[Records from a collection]
- - - -

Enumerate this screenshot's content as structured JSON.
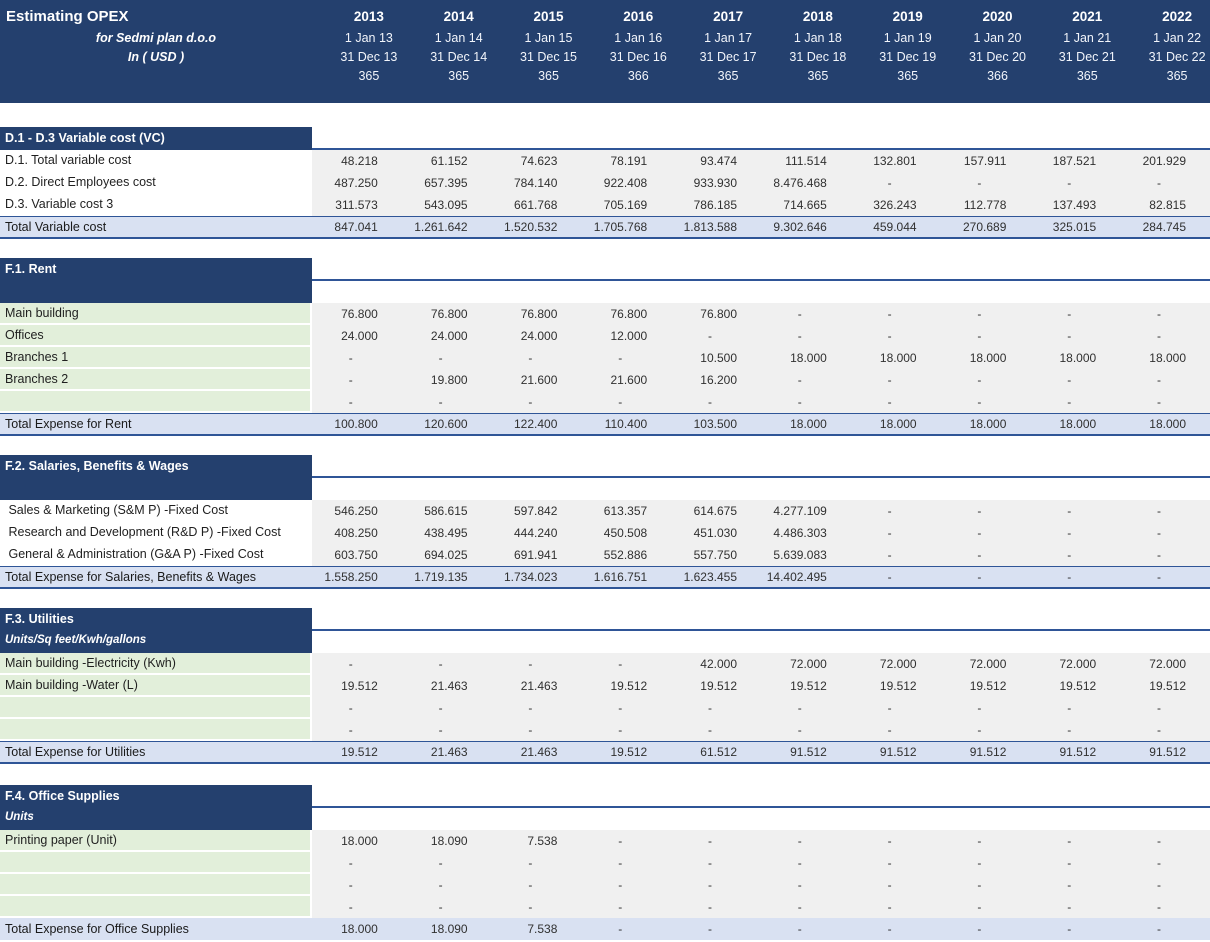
{
  "header": {
    "title": "Estimating OPEX",
    "subtitle1": "for Sedmi plan d.o.o",
    "subtitle2": "In ( USD )",
    "years": [
      {
        "year": "2013",
        "start": "1 Jan 13",
        "end": "31 Dec 13",
        "days": "365"
      },
      {
        "year": "2014",
        "start": "1 Jan 14",
        "end": "31 Dec 14",
        "days": "365"
      },
      {
        "year": "2015",
        "start": "1 Jan 15",
        "end": "31 Dec 15",
        "days": "365"
      },
      {
        "year": "2016",
        "start": "1 Jan 16",
        "end": "31 Dec 16",
        "days": "366"
      },
      {
        "year": "2017",
        "start": "1 Jan 17",
        "end": "31 Dec 17",
        "days": "365"
      },
      {
        "year": "2018",
        "start": "1 Jan 18",
        "end": "31 Dec 18",
        "days": "365"
      },
      {
        "year": "2019",
        "start": "1 Jan 19",
        "end": "31 Dec 19",
        "days": "365"
      },
      {
        "year": "2020",
        "start": "1 Jan 20",
        "end": "31 Dec 20",
        "days": "366"
      },
      {
        "year": "2021",
        "start": "1 Jan 21",
        "end": "31 Dec 21",
        "days": "365"
      },
      {
        "year": "2022",
        "start": "1 Jan 22",
        "end": "31 Dec 22",
        "days": "365"
      }
    ]
  },
  "sections": [
    {
      "id": "variable-cost",
      "title": "D.1 - D.3 Variable cost (VC)",
      "label_style": "plain",
      "rows": [
        {
          "label": "D.1. Total variable cost",
          "values": [
            "48.218",
            "61.152",
            "74.623",
            "78.191",
            "93.474",
            "111.514",
            "132.801",
            "157.911",
            "187.521",
            "201.929"
          ]
        },
        {
          "label": "D.2. Direct Employees cost",
          "values": [
            "487.250",
            "657.395",
            "784.140",
            "922.408",
            "933.930",
            "8.476.468",
            "-",
            "-",
            "-",
            "-"
          ]
        },
        {
          "label": "D.3. Variable cost 3",
          "values": [
            "311.573",
            "543.095",
            "661.768",
            "705.169",
            "786.185",
            "714.665",
            "326.243",
            "112.778",
            "137.493",
            "82.815"
          ]
        }
      ],
      "total": {
        "label": "Total Variable cost",
        "values": [
          "847.041",
          "1.261.642",
          "1.520.532",
          "1.705.768",
          "1.813.588",
          "9.302.646",
          "459.044",
          "270.689",
          "325.015",
          "284.745"
        ]
      }
    },
    {
      "id": "rent",
      "title": "F.1. Rent",
      "subtitle": "",
      "label_style": "green",
      "rows": [
        {
          "label": "Main building",
          "values": [
            "76.800",
            "76.800",
            "76.800",
            "76.800",
            "76.800",
            "-",
            "-",
            "-",
            "-",
            "-"
          ]
        },
        {
          "label": "Offices",
          "values": [
            "24.000",
            "24.000",
            "24.000",
            "12.000",
            "-",
            "-",
            "-",
            "-",
            "-",
            "-"
          ]
        },
        {
          "label": "Branches 1",
          "values": [
            "-",
            "-",
            "-",
            "-",
            "10.500",
            "18.000",
            "18.000",
            "18.000",
            "18.000",
            "18.000"
          ]
        },
        {
          "label": "Branches 2",
          "values": [
            "-",
            "19.800",
            "21.600",
            "21.600",
            "16.200",
            "-",
            "-",
            "-",
            "-",
            "-"
          ]
        },
        {
          "label": "",
          "values": [
            "-",
            "-",
            "-",
            "-",
            "-",
            "-",
            "-",
            "-",
            "-",
            "-"
          ]
        }
      ],
      "total": {
        "label": "Total Expense for Rent",
        "values": [
          "100.800",
          "120.600",
          "122.400",
          "110.400",
          "103.500",
          "18.000",
          "18.000",
          "18.000",
          "18.000",
          "18.000"
        ]
      }
    },
    {
      "id": "salaries",
      "title": "F.2. Salaries, Benefits & Wages",
      "subtitle": "",
      "label_style": "plain",
      "rows": [
        {
          "label": " Sales & Marketing (S&M P) -Fixed Cost",
          "values": [
            "546.250",
            "586.615",
            "597.842",
            "613.357",
            "614.675",
            "4.277.109",
            "-",
            "-",
            "-",
            "-"
          ]
        },
        {
          "label": " Research and Development (R&D P) -Fixed Cost",
          "values": [
            "408.250",
            "438.495",
            "444.240",
            "450.508",
            "451.030",
            "4.486.303",
            "-",
            "-",
            "-",
            "-"
          ]
        },
        {
          "label": " General & Administration (G&A P) -Fixed Cost",
          "values": [
            "603.750",
            "694.025",
            "691.941",
            "552.886",
            "557.750",
            "5.639.083",
            "-",
            "-",
            "-",
            "-"
          ]
        }
      ],
      "total": {
        "label": "Total Expense for Salaries, Benefits & Wages",
        "values": [
          "1.558.250",
          "1.719.135",
          "1.734.023",
          "1.616.751",
          "1.623.455",
          "14.402.495",
          "-",
          "-",
          "-",
          "-"
        ]
      }
    },
    {
      "id": "utilities",
      "title": "F.3. Utilities",
      "subtitle": "Units/Sq feet/Kwh/gallons",
      "label_style": "green",
      "rows": [
        {
          "label": "Main building -Electricity (Kwh)",
          "values": [
            "-",
            "-",
            "-",
            "-",
            "42.000",
            "72.000",
            "72.000",
            "72.000",
            "72.000",
            "72.000"
          ]
        },
        {
          "label": "Main building -Water (L)",
          "values": [
            "19.512",
            "21.463",
            "21.463",
            "19.512",
            "19.512",
            "19.512",
            "19.512",
            "19.512",
            "19.512",
            "19.512"
          ]
        },
        {
          "label": "",
          "values": [
            "-",
            "-",
            "-",
            "-",
            "-",
            "-",
            "-",
            "-",
            "-",
            "-"
          ]
        },
        {
          "label": "",
          "values": [
            "-",
            "-",
            "-",
            "-",
            "-",
            "-",
            "-",
            "-",
            "-",
            "-"
          ]
        }
      ],
      "total": {
        "label": "Total Expense for Utilities",
        "values": [
          "19.512",
          "21.463",
          "21.463",
          "19.512",
          "61.512",
          "91.512",
          "91.512",
          "91.512",
          "91.512",
          "91.512"
        ]
      }
    },
    {
      "id": "office-supplies",
      "title": "F.4. Office Supplies",
      "subtitle": "Units",
      "label_style": "green",
      "rows": [
        {
          "label": "Printing paper (Unit)",
          "values": [
            "18.000",
            "18.090",
            "7.538",
            "-",
            "-",
            "-",
            "-",
            "-",
            "-",
            "-"
          ]
        },
        {
          "label": "",
          "values": [
            "-",
            "-",
            "-",
            "-",
            "-",
            "-",
            "-",
            "-",
            "-",
            "-"
          ]
        },
        {
          "label": "",
          "values": [
            "-",
            "-",
            "-",
            "-",
            "-",
            "-",
            "-",
            "-",
            "-",
            "-"
          ]
        },
        {
          "label": "",
          "values": [
            "-",
            "-",
            "-",
            "-",
            "-",
            "-",
            "-",
            "-",
            "-",
            "-"
          ]
        }
      ],
      "total": {
        "label": "Total Expense for Office Supplies",
        "values": [
          "18.000",
          "18.090",
          "7.538",
          "-",
          "-",
          "-",
          "-",
          "-",
          "-",
          "-"
        ]
      }
    }
  ],
  "colors": {
    "header_navy": "#24406E",
    "rule_blue": "#2F5597",
    "label_green": "#E2EFDA",
    "values_gray": "#F0F0F0",
    "total_lavender": "#D9E1F2"
  }
}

- - - -

*Given instruction*
State how many lines hold the word "Units". The number is the whole answer.

*Solution below*
2